Data items =>
◆ ◆ ◆ ◆ ◆ ◆ ◆
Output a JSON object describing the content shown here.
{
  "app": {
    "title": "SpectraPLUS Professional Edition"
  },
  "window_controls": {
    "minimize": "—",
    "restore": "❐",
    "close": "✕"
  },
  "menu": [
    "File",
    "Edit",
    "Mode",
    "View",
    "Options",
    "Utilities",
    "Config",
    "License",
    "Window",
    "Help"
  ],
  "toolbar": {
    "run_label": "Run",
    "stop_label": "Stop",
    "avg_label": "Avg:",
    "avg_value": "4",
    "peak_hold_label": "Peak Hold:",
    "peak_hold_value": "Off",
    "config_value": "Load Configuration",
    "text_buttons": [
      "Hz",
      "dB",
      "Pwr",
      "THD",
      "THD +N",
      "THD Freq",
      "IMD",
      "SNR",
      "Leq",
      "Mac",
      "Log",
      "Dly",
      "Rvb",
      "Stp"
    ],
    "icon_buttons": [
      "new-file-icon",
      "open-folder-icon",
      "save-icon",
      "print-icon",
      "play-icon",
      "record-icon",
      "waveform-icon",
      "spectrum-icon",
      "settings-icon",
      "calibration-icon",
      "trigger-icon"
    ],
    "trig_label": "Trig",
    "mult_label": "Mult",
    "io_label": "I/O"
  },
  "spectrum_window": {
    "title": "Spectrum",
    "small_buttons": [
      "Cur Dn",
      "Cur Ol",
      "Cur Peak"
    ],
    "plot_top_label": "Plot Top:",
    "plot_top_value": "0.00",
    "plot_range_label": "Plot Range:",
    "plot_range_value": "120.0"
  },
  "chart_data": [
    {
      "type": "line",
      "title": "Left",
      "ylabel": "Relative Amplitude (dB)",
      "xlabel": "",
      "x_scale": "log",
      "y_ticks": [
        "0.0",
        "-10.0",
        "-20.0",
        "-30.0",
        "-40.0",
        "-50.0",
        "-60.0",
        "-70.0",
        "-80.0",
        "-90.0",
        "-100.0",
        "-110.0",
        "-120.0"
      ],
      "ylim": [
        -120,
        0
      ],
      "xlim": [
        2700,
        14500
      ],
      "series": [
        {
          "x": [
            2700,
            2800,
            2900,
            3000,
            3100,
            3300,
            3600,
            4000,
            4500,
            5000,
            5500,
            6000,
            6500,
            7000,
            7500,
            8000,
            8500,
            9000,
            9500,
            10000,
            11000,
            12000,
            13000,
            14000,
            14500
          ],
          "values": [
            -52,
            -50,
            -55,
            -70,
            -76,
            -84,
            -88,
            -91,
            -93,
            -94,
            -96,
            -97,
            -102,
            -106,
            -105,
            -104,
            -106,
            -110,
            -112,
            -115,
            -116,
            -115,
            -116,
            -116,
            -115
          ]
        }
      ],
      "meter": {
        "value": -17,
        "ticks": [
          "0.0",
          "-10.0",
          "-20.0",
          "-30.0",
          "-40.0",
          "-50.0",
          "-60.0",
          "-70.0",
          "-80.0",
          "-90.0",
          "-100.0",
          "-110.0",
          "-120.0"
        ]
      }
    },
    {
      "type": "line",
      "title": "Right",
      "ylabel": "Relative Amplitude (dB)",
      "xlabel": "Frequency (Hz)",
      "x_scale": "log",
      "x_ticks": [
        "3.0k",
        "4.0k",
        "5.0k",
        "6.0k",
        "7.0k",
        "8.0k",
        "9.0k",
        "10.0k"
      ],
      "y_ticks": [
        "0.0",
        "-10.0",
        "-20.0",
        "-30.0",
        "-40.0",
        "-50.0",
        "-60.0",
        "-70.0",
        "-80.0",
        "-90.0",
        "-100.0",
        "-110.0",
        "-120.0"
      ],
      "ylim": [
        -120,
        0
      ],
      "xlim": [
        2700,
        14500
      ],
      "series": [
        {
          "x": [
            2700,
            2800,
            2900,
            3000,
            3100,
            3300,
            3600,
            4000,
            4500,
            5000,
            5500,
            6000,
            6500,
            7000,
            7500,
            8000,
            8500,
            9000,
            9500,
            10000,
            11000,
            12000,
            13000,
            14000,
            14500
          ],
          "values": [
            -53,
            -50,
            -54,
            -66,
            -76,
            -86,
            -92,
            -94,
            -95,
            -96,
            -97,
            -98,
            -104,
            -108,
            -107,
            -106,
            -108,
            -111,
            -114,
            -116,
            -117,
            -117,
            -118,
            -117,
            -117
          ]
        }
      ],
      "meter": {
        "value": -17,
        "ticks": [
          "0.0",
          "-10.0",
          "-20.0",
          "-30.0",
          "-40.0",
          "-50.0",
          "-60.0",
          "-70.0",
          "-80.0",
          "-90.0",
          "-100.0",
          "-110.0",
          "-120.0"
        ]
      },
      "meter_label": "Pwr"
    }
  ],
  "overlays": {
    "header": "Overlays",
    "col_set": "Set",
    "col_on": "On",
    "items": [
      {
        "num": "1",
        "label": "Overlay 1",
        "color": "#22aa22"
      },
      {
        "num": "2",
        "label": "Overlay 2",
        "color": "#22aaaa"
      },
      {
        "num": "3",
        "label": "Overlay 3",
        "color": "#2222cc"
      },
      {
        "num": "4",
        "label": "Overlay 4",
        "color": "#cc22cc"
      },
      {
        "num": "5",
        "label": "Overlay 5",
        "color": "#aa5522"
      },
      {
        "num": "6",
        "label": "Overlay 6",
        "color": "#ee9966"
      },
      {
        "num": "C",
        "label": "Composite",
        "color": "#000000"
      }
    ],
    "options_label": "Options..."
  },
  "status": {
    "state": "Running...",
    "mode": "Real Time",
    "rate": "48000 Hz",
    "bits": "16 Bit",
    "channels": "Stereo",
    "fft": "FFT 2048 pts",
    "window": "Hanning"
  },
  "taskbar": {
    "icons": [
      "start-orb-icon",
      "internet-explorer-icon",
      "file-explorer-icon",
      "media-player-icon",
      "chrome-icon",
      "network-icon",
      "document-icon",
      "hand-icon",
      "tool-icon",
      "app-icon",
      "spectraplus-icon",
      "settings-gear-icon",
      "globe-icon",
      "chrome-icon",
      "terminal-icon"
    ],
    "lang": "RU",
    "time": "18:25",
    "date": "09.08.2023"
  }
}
◆ ◆ ◆ ◆ ◆ ◆ ◆
Exactly as written, please output every entry.

Output a JSON object describing the content shown here.
{
  "app": {
    "title": "SpectraPLUS Professional Edition"
  },
  "window_controls": {
    "minimize": "—",
    "restore": "❐",
    "close": "✕"
  },
  "menu": [
    "File",
    "Edit",
    "Mode",
    "View",
    "Options",
    "Utilities",
    "Config",
    "License",
    "Window",
    "Help"
  ],
  "toolbar": {
    "run_label": "Run",
    "stop_label": "Stop",
    "avg_label": "Avg:",
    "avg_value": "4",
    "peak_hold_label": "Peak Hold:",
    "peak_hold_value": "Off",
    "config_value": "Load Configuration",
    "text_buttons": [
      "Hz",
      "dB",
      "Pwr",
      "THD",
      "THD +N",
      "THD Freq",
      "IMD",
      "SNR",
      "Leq",
      "Mac",
      "Log",
      "Dly",
      "Rvb",
      "Stp"
    ],
    "icon_buttons": [
      "new-file-icon",
      "open-folder-icon",
      "save-icon",
      "print-icon",
      "play-icon",
      "record-icon",
      "waveform-icon",
      "spectrum-icon",
      "settings-icon",
      "calibration-icon",
      "trigger-icon"
    ],
    "trig_label": "Trig",
    "mult_label": "Mult",
    "io_label": "I/O"
  },
  "spectrum_window": {
    "title": "Spectrum",
    "small_buttons": [
      "Cur Dn",
      "Cur Ol",
      "Cur Peak"
    ],
    "plot_top_label": "Plot Top:",
    "plot_top_value": "0.00",
    "plot_range_label": "Plot Range:",
    "plot_range_value": "120.0"
  },
  "chart_data": [
    {
      "type": "line",
      "title": "Left",
      "ylabel": "Relative Amplitude (dB)",
      "xlabel": "",
      "x_scale": "log",
      "y_ticks": [
        "0.0",
        "-10.0",
        "-20.0",
        "-30.0",
        "-40.0",
        "-50.0",
        "-60.0",
        "-70.0",
        "-80.0",
        "-90.0",
        "-100.0",
        "-110.0",
        "-120.0"
      ],
      "ylim": [
        -120,
        0
      ],
      "xlim": [
        2700,
        14500
      ],
      "series": [
        {
          "x": [
            2700,
            2800,
            2900,
            3000,
            3100,
            3300,
            3600,
            4000,
            4500,
            5000,
            5500,
            6000,
            6500,
            7000,
            7500,
            8000,
            8500,
            9000,
            9500,
            10000,
            11000,
            12000,
            13000,
            14000,
            14500
          ],
          "values": [
            -52,
            -50,
            -55,
            -70,
            -76,
            -84,
            -88,
            -91,
            -93,
            -94,
            -96,
            -97,
            -102,
            -106,
            -105,
            -104,
            -106,
            -110,
            -112,
            -115,
            -116,
            -115,
            -116,
            -116,
            -115
          ]
        }
      ],
      "meter": {
        "value": -17,
        "ticks": [
          "0.0",
          "-10.0",
          "-20.0",
          "-30.0",
          "-40.0",
          "-50.0",
          "-60.0",
          "-70.0",
          "-80.0",
          "-90.0",
          "-100.0",
          "-110.0",
          "-120.0"
        ]
      }
    },
    {
      "type": "line",
      "title": "Right",
      "ylabel": "Relative Amplitude (dB)",
      "xlabel": "Frequency (Hz)",
      "x_scale": "log",
      "x_ticks": [
        "3.0k",
        "4.0k",
        "5.0k",
        "6.0k",
        "7.0k",
        "8.0k",
        "9.0k",
        "10.0k"
      ],
      "y_ticks": [
        "0.0",
        "-10.0",
        "-20.0",
        "-30.0",
        "-40.0",
        "-50.0",
        "-60.0",
        "-70.0",
        "-80.0",
        "-90.0",
        "-100.0",
        "-110.0",
        "-120.0"
      ],
      "ylim": [
        -120,
        0
      ],
      "xlim": [
        2700,
        14500
      ],
      "series": [
        {
          "x": [
            2700,
            2800,
            2900,
            3000,
            3100,
            3300,
            3600,
            4000,
            4500,
            5000,
            5500,
            6000,
            6500,
            7000,
            7500,
            8000,
            8500,
            9000,
            9500,
            10000,
            11000,
            12000,
            13000,
            14000,
            14500
          ],
          "values": [
            -53,
            -50,
            -54,
            -66,
            -76,
            -86,
            -92,
            -94,
            -95,
            -96,
            -97,
            -98,
            -104,
            -108,
            -107,
            -106,
            -108,
            -111,
            -114,
            -116,
            -117,
            -117,
            -118,
            -117,
            -117
          ]
        }
      ],
      "meter": {
        "value": -17,
        "ticks": [
          "0.0",
          "-10.0",
          "-20.0",
          "-30.0",
          "-40.0",
          "-50.0",
          "-60.0",
          "-70.0",
          "-80.0",
          "-90.0",
          "-100.0",
          "-110.0",
          "-120.0"
        ]
      },
      "meter_label": "Pwr"
    }
  ],
  "overlays": {
    "header": "Overlays",
    "col_set": "Set",
    "col_on": "On",
    "items": [
      {
        "num": "1",
        "label": "Overlay 1",
        "color": "#22aa22"
      },
      {
        "num": "2",
        "label": "Overlay 2",
        "color": "#22aaaa"
      },
      {
        "num": "3",
        "label": "Overlay 3",
        "color": "#2222cc"
      },
      {
        "num": "4",
        "label": "Overlay 4",
        "color": "#cc22cc"
      },
      {
        "num": "5",
        "label": "Overlay 5",
        "color": "#aa5522"
      },
      {
        "num": "6",
        "label": "Overlay 6",
        "color": "#ee9966"
      },
      {
        "num": "C",
        "label": "Composite",
        "color": "#000000"
      }
    ],
    "options_label": "Options..."
  },
  "status": {
    "state": "Running...",
    "mode": "Real Time",
    "rate": "48000 Hz",
    "bits": "16 Bit",
    "channels": "Stereo",
    "fft": "FFT 2048 pts",
    "window": "Hanning"
  },
  "taskbar": {
    "icons": [
      "start-orb-icon",
      "internet-explorer-icon",
      "file-explorer-icon",
      "media-player-icon",
      "chrome-icon",
      "network-icon",
      "document-icon",
      "hand-icon",
      "tool-icon",
      "app-icon",
      "spectraplus-icon",
      "settings-gear-icon",
      "globe-icon",
      "chrome-icon",
      "terminal-icon"
    ],
    "lang": "RU",
    "time": "18:25",
    "date": "09.08.2023"
  }
}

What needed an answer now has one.